Records for processing:
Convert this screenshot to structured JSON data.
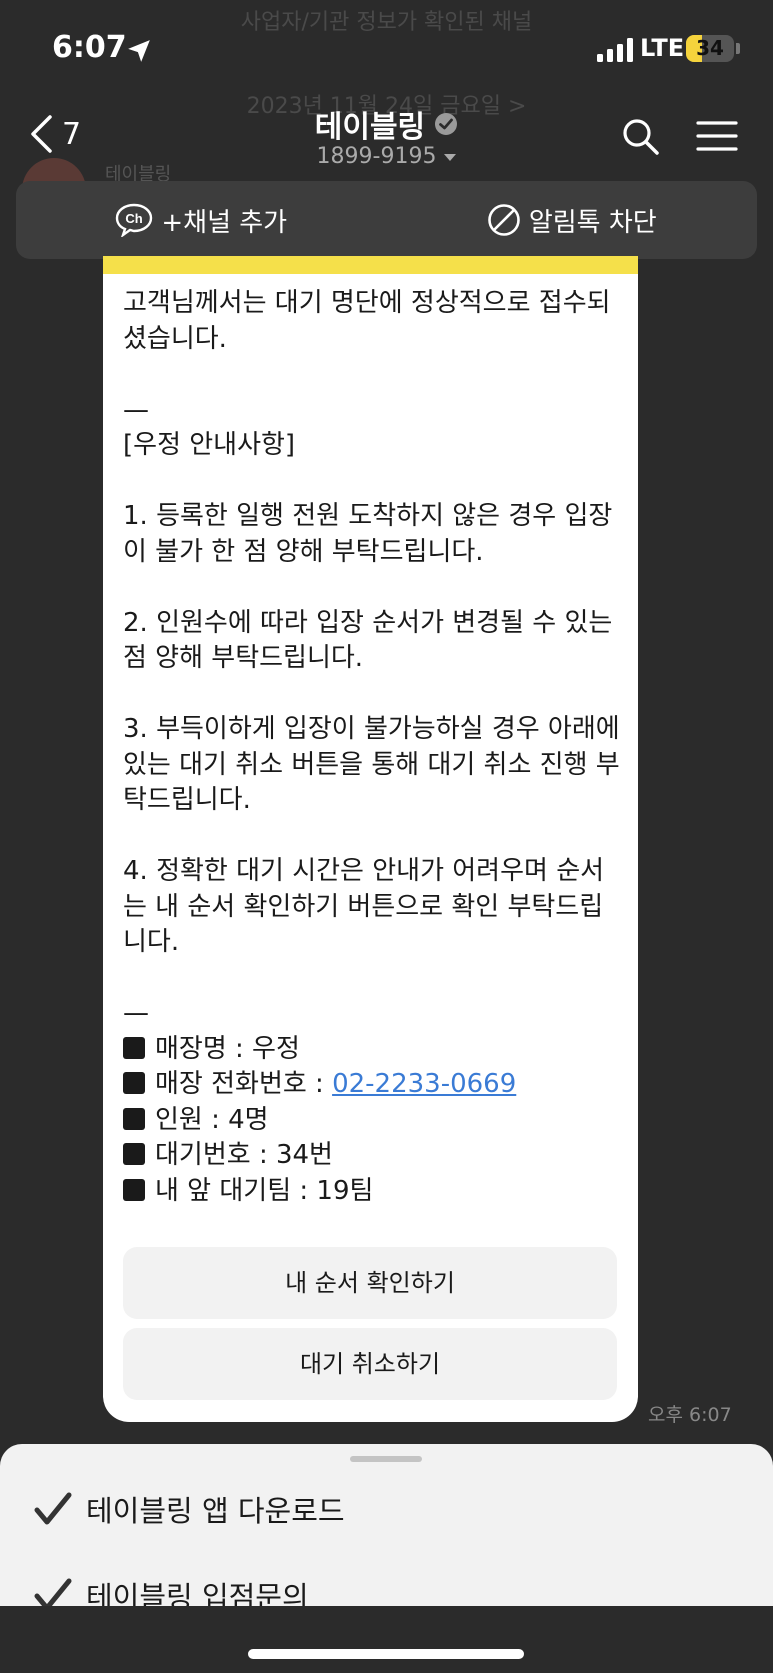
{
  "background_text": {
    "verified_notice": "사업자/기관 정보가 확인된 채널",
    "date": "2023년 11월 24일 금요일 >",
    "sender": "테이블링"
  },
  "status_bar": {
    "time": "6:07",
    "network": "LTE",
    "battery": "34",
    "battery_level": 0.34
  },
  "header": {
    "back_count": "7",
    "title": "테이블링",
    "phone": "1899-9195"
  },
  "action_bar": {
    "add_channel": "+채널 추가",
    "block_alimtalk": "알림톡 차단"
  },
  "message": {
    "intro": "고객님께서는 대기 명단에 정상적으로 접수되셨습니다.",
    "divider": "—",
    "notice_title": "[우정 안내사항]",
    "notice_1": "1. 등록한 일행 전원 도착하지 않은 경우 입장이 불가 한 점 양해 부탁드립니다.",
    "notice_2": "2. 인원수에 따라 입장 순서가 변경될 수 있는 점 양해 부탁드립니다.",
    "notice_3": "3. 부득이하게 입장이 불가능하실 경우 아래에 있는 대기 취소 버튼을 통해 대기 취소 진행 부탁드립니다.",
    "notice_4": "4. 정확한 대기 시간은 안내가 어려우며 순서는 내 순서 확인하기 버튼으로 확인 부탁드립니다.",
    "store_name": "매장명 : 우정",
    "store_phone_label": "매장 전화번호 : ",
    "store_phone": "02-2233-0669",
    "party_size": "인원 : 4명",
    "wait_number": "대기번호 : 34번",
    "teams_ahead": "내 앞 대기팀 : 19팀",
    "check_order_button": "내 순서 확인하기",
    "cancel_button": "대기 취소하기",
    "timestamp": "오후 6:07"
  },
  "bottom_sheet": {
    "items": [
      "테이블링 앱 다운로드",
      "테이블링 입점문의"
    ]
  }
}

Work to be completed:
Set down the material exactly, every line of it, except for the pictures.

Full answer:
Convert this screenshot to structured JSON data.
{
  "background_text": {
    "verified_notice": "사업자/기관 정보가 확인된 채널",
    "date": "2023년 11월 24일 금요일 >",
    "sender": "테이블링"
  },
  "status_bar": {
    "time": "6:07",
    "network": "LTE",
    "battery": "34",
    "battery_level": 0.34
  },
  "header": {
    "back_count": "7",
    "title": "테이블링",
    "phone": "1899-9195"
  },
  "action_bar": {
    "add_channel": "+채널 추가",
    "block_alimtalk": "알림톡 차단"
  },
  "message": {
    "intro": "고객님께서는 대기 명단에 정상적으로 접수되셨습니다.",
    "divider": "—",
    "notice_title": "[우정 안내사항]",
    "notice_1": "1. 등록한 일행 전원 도착하지 않은 경우 입장이 불가 한 점 양해 부탁드립니다.",
    "notice_2": "2. 인원수에 따라 입장 순서가 변경될 수 있는 점 양해 부탁드립니다.",
    "notice_3": "3. 부득이하게 입장이 불가능하실 경우 아래에 있는 대기 취소 버튼을 통해 대기 취소 진행 부탁드립니다.",
    "notice_4": "4. 정확한 대기 시간은 안내가 어려우며 순서는 내 순서 확인하기 버튼으로 확인 부탁드립니다.",
    "store_name": "매장명 : 우정",
    "store_phone_label": "매장 전화번호 : ",
    "store_phone": "02-2233-0669",
    "party_size": "인원 : 4명",
    "wait_number": "대기번호 : 34번",
    "teams_ahead": "내 앞 대기팀 : 19팀",
    "check_order_button": "내 순서 확인하기",
    "cancel_button": "대기 취소하기",
    "timestamp": "오후 6:07"
  },
  "bottom_sheet": {
    "items": [
      "테이블링 앱 다운로드",
      "테이블링 입점문의"
    ]
  }
}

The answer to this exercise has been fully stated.